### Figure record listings

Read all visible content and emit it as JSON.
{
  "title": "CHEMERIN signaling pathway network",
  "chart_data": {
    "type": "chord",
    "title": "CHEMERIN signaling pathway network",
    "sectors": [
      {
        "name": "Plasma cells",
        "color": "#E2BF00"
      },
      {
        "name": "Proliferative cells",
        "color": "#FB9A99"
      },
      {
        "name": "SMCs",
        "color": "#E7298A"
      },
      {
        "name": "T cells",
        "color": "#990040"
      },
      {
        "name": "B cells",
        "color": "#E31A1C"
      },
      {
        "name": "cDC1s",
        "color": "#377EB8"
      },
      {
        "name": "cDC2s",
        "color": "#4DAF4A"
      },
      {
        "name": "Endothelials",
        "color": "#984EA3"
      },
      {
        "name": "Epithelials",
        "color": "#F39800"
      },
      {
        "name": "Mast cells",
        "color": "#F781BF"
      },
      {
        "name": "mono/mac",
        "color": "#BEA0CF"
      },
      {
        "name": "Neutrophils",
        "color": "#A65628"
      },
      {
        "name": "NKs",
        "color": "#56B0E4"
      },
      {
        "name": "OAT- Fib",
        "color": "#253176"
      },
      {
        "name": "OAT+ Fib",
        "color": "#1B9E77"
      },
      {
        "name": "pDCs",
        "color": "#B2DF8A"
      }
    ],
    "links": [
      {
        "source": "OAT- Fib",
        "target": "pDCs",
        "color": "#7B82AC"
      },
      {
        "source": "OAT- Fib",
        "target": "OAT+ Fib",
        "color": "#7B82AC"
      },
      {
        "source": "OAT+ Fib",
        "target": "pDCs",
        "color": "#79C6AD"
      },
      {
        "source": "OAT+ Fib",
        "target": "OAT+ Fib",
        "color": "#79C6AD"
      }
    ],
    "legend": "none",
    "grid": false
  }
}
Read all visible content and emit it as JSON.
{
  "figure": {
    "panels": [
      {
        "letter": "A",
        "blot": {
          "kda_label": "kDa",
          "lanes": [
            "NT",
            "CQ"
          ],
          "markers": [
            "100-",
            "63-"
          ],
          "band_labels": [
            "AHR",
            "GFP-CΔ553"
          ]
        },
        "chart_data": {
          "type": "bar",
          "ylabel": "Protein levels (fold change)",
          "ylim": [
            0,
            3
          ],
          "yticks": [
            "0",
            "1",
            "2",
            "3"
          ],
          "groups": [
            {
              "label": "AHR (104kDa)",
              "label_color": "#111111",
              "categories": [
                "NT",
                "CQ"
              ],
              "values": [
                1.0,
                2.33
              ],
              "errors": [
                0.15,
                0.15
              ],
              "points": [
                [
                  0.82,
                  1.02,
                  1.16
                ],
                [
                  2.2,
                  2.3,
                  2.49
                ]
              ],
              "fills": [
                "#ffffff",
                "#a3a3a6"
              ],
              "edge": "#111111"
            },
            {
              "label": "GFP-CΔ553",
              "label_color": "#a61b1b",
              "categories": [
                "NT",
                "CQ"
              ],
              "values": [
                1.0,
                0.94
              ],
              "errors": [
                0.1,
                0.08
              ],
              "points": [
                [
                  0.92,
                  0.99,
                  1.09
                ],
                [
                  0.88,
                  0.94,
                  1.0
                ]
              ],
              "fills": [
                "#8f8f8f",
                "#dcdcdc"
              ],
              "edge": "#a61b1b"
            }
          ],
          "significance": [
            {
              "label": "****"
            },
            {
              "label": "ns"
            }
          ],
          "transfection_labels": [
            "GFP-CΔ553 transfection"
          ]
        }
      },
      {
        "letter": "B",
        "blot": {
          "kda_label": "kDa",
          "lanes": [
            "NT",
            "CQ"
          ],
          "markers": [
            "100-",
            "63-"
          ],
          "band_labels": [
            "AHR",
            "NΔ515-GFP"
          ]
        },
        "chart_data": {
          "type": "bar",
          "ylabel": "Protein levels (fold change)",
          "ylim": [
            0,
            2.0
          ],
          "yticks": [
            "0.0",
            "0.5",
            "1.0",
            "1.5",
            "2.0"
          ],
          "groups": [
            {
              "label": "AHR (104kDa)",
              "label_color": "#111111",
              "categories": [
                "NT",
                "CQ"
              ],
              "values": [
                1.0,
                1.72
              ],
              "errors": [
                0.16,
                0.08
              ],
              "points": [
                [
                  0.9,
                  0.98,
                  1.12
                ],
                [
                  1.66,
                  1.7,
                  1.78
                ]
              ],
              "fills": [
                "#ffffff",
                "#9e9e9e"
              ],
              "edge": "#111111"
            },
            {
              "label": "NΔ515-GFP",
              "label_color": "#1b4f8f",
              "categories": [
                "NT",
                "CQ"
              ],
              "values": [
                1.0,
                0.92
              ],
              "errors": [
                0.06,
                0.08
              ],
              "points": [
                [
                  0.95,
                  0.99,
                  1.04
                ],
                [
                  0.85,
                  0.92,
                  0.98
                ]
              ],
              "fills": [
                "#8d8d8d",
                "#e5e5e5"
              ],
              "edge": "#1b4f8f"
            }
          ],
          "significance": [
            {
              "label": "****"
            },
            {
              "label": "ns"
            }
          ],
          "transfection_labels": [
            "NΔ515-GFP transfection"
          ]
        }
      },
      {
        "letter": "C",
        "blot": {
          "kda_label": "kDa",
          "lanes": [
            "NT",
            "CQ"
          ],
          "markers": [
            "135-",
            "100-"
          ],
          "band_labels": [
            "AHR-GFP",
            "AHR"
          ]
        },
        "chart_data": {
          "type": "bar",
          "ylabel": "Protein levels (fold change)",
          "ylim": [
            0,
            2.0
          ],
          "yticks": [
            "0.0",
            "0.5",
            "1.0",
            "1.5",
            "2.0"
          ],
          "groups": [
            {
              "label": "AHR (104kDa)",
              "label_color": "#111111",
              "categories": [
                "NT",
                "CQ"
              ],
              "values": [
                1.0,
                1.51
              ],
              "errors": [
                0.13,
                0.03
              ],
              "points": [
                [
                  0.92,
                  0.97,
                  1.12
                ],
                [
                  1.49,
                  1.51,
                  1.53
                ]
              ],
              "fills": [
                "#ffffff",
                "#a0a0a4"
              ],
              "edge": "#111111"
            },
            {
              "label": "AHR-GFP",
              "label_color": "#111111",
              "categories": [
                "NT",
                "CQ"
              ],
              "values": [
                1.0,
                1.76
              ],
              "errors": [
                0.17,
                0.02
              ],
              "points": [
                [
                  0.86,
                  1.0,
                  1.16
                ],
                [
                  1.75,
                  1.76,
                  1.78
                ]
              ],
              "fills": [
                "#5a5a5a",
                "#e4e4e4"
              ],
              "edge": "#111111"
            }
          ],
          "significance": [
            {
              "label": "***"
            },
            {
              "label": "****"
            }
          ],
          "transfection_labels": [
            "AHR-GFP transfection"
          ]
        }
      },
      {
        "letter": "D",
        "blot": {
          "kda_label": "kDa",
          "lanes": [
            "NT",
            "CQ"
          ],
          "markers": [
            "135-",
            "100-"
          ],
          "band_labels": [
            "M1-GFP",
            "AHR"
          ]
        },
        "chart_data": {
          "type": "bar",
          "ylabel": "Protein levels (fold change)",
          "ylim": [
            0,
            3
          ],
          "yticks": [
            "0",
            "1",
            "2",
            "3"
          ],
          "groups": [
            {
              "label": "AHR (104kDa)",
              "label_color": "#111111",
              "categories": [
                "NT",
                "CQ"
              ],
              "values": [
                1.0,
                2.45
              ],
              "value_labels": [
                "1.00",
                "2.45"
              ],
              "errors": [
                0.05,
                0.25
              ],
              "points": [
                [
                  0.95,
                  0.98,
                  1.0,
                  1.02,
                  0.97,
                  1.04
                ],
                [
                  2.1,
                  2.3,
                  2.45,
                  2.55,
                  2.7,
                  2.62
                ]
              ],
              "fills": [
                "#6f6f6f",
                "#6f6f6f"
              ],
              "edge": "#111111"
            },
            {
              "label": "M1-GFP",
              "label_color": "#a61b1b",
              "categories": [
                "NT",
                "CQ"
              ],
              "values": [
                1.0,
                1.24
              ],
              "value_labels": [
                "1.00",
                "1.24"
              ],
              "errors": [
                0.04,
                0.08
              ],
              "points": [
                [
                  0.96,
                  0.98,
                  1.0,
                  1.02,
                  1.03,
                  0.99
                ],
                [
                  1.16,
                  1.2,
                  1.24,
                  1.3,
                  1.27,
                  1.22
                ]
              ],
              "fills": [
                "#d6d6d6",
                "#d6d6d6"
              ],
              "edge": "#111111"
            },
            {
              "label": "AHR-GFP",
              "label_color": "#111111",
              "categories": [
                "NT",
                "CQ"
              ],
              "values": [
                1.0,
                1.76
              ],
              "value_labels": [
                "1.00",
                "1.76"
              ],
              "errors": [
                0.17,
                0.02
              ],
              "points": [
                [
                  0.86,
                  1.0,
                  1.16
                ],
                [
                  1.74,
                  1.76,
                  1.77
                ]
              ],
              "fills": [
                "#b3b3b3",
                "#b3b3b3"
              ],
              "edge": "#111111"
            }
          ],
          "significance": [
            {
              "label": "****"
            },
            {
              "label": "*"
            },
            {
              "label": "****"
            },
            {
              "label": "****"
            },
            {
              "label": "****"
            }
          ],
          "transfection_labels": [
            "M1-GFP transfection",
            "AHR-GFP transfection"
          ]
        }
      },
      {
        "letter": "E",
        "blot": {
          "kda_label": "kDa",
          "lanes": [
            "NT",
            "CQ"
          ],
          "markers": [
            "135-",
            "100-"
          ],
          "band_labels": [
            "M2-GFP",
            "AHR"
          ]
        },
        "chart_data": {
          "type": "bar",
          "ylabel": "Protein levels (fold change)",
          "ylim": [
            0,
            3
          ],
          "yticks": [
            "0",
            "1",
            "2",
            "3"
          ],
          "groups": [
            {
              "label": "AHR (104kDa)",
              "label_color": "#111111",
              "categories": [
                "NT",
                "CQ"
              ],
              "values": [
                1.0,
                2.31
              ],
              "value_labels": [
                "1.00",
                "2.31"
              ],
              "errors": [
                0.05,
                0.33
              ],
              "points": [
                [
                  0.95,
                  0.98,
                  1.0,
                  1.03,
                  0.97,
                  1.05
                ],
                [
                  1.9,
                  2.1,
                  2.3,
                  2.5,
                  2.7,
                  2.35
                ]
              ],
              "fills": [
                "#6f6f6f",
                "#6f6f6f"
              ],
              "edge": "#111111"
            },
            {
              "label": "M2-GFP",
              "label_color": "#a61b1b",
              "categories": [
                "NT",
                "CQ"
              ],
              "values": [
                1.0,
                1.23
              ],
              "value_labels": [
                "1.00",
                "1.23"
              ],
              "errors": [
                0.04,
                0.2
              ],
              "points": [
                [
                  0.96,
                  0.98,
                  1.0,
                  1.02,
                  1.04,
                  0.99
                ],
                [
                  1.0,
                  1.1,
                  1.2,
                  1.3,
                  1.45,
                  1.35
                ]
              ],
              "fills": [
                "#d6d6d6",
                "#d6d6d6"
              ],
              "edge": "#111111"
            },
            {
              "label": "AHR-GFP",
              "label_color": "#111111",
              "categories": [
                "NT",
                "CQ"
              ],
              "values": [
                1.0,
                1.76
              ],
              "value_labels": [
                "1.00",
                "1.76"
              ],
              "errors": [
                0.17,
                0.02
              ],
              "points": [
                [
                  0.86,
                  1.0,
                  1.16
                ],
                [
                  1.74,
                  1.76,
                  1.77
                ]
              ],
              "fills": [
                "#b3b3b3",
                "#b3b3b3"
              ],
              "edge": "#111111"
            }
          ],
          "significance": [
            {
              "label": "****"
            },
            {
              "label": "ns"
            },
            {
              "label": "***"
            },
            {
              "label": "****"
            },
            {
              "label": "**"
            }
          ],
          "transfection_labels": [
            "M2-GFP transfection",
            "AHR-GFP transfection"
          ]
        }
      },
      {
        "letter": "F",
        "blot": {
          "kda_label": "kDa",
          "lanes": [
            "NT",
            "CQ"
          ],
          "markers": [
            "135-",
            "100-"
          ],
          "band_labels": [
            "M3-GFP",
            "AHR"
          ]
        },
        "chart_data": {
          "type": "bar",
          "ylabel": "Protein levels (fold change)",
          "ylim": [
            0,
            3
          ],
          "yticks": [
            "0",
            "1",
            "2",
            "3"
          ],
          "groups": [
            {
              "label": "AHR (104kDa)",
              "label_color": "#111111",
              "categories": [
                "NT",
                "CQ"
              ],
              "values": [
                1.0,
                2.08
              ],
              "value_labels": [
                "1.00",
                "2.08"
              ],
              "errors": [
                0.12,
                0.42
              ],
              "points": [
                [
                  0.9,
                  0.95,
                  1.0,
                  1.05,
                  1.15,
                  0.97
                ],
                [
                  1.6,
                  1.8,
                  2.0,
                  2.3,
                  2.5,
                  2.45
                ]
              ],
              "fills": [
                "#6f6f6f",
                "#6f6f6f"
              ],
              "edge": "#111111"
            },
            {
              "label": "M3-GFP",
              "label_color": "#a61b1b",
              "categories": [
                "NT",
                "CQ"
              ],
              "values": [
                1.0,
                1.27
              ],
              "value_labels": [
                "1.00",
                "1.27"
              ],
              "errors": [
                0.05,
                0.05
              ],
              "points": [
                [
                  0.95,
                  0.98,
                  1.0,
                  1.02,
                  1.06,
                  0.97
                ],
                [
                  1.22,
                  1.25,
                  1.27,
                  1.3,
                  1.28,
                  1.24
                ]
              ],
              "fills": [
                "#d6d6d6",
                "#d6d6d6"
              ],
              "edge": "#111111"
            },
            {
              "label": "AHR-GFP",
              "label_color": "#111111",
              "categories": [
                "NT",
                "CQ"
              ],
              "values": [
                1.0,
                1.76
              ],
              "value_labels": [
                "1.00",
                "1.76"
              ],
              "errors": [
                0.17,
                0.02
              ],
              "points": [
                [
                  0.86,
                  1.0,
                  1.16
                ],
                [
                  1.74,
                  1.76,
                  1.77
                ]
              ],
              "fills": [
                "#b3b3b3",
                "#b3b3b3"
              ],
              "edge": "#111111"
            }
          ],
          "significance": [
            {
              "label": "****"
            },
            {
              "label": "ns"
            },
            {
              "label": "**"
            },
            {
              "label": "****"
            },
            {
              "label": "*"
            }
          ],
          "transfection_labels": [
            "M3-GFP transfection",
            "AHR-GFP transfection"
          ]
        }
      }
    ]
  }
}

### What the task asks
All lines above that include the word "network" must be copied into the answer.

### Answer space
  "title": "CHEMERIN signaling pathway network",
    "title": "CHEMERIN signaling pathway network",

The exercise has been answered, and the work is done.